▶
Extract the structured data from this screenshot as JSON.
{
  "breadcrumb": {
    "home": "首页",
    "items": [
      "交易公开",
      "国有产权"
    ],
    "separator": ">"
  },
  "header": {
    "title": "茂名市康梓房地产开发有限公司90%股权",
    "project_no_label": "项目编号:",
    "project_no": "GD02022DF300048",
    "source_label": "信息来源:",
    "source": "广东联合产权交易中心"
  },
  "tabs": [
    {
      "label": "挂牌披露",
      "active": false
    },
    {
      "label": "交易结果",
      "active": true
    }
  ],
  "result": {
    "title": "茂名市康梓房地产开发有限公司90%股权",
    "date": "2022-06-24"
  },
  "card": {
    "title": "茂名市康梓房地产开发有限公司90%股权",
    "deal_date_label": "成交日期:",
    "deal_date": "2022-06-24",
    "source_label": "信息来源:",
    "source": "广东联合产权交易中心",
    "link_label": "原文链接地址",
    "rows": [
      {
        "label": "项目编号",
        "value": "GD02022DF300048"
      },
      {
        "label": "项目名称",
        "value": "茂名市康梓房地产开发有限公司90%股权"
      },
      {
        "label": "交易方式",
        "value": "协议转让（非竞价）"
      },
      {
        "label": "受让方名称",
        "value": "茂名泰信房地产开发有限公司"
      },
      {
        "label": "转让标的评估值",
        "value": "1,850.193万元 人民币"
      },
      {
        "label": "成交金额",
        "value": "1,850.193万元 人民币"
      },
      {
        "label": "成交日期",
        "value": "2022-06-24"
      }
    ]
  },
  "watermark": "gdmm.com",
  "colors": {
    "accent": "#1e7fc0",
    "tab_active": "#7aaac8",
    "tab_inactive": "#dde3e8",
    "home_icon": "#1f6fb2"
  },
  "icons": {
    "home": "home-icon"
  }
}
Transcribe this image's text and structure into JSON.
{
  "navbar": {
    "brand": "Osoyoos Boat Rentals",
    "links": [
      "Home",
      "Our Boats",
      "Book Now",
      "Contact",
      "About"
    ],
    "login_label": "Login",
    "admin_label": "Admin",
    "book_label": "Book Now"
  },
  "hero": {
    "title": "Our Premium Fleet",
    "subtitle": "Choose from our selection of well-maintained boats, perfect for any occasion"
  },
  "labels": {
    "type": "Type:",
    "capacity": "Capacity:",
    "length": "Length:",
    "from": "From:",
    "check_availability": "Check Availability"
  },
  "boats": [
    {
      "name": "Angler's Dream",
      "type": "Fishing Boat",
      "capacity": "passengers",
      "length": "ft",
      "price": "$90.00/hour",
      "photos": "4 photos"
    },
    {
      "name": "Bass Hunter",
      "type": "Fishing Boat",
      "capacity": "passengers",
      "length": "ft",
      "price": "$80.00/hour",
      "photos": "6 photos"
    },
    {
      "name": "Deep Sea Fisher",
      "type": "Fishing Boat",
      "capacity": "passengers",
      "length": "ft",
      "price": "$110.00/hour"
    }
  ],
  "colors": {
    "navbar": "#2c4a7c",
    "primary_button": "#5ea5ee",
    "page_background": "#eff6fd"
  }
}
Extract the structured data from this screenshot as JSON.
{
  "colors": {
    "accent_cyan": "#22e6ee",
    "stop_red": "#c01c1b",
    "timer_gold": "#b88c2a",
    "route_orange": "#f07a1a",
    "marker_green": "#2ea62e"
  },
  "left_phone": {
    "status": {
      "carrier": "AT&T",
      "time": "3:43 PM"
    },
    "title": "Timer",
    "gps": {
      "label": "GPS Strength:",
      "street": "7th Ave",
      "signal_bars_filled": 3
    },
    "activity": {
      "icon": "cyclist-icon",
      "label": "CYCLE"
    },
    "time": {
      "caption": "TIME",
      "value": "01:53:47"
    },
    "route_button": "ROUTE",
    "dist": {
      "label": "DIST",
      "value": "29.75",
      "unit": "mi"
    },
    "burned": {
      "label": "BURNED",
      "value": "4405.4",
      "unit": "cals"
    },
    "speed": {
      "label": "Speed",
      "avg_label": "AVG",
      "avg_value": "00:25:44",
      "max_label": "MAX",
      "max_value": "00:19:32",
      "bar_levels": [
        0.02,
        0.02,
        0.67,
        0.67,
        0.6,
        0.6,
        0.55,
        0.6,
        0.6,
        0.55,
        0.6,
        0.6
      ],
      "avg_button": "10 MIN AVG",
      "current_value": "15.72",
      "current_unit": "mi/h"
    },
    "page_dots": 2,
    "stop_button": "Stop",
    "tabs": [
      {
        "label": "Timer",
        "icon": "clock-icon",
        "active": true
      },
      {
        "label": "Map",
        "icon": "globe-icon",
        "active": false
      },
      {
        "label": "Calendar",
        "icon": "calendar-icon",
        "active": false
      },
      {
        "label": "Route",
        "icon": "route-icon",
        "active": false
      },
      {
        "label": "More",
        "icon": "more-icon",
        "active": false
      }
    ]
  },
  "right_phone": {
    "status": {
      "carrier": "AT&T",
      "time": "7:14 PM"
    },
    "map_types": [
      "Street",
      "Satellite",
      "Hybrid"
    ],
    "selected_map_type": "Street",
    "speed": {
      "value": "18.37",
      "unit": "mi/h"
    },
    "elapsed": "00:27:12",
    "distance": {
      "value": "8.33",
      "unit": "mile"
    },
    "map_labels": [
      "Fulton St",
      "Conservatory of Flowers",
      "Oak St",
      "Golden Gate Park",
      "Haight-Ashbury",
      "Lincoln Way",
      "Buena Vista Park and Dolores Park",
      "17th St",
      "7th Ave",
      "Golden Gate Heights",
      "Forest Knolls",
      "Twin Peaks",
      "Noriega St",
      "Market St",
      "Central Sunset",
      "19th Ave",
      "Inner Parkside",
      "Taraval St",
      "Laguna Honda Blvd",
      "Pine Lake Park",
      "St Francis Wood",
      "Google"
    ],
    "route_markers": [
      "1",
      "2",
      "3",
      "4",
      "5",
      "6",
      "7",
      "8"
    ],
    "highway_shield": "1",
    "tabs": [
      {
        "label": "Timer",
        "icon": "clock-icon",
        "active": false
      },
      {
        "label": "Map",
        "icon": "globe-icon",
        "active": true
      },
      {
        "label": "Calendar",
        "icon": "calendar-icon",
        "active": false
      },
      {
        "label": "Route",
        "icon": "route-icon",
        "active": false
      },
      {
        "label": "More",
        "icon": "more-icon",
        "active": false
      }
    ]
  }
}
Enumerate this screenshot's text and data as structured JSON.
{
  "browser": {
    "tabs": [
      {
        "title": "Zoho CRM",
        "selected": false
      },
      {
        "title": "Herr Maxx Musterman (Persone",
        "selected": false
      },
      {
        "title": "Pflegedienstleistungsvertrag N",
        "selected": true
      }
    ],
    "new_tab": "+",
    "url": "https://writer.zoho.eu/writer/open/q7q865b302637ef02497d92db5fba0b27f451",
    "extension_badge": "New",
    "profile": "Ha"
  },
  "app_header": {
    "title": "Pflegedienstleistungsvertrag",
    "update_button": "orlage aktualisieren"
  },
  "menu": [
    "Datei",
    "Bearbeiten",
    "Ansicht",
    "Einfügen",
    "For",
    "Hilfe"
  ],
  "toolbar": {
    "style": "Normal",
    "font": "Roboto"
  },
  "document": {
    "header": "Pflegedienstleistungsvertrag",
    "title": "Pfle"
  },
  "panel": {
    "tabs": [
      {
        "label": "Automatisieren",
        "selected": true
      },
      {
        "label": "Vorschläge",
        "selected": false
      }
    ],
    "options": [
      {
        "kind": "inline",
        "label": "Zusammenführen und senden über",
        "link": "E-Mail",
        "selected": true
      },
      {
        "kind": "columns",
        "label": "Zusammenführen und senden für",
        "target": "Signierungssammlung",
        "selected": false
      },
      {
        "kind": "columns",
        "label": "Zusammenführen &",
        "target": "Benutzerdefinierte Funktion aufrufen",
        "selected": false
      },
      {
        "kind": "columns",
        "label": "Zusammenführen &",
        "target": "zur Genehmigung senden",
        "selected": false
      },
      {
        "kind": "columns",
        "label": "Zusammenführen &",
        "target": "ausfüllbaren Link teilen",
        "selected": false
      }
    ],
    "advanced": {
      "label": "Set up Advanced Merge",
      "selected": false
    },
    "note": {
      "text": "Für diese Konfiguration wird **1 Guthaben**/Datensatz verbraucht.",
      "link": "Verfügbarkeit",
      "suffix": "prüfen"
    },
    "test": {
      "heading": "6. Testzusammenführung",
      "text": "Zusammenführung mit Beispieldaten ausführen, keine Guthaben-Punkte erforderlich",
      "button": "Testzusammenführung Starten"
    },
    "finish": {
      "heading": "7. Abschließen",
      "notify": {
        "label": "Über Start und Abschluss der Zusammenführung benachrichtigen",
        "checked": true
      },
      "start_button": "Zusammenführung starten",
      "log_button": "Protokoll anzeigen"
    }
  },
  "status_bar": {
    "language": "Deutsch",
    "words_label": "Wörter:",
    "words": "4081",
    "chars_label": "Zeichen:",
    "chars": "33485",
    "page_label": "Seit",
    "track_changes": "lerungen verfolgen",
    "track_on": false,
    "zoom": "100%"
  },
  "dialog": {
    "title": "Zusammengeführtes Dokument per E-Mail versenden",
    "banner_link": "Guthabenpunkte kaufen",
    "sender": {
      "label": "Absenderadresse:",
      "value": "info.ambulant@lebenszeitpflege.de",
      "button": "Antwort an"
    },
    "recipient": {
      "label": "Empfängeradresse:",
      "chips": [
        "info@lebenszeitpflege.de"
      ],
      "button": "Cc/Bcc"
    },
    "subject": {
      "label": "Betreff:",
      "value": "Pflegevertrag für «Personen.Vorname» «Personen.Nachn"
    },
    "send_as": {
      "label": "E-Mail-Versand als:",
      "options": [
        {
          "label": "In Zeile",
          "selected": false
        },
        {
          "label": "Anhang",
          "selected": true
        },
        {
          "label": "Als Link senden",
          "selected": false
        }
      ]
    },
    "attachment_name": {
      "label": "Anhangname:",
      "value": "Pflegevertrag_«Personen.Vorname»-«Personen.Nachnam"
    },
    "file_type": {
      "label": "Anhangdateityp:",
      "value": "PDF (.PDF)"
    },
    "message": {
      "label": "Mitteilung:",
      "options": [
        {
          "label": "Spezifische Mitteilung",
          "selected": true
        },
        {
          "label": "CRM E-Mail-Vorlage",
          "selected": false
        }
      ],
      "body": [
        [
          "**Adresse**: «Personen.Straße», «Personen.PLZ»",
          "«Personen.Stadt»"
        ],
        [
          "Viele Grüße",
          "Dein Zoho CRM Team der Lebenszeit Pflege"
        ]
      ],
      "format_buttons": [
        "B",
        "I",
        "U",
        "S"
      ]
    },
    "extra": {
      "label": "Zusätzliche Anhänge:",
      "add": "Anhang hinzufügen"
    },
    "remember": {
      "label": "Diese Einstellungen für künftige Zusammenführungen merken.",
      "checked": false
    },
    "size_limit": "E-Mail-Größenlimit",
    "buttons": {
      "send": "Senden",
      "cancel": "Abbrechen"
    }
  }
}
◀
Prompt:
Select the lines that carry the string "Golden" and copy them.

Solution for this problem:
      "Golden Gate Park",
      "Golden Gate Heights",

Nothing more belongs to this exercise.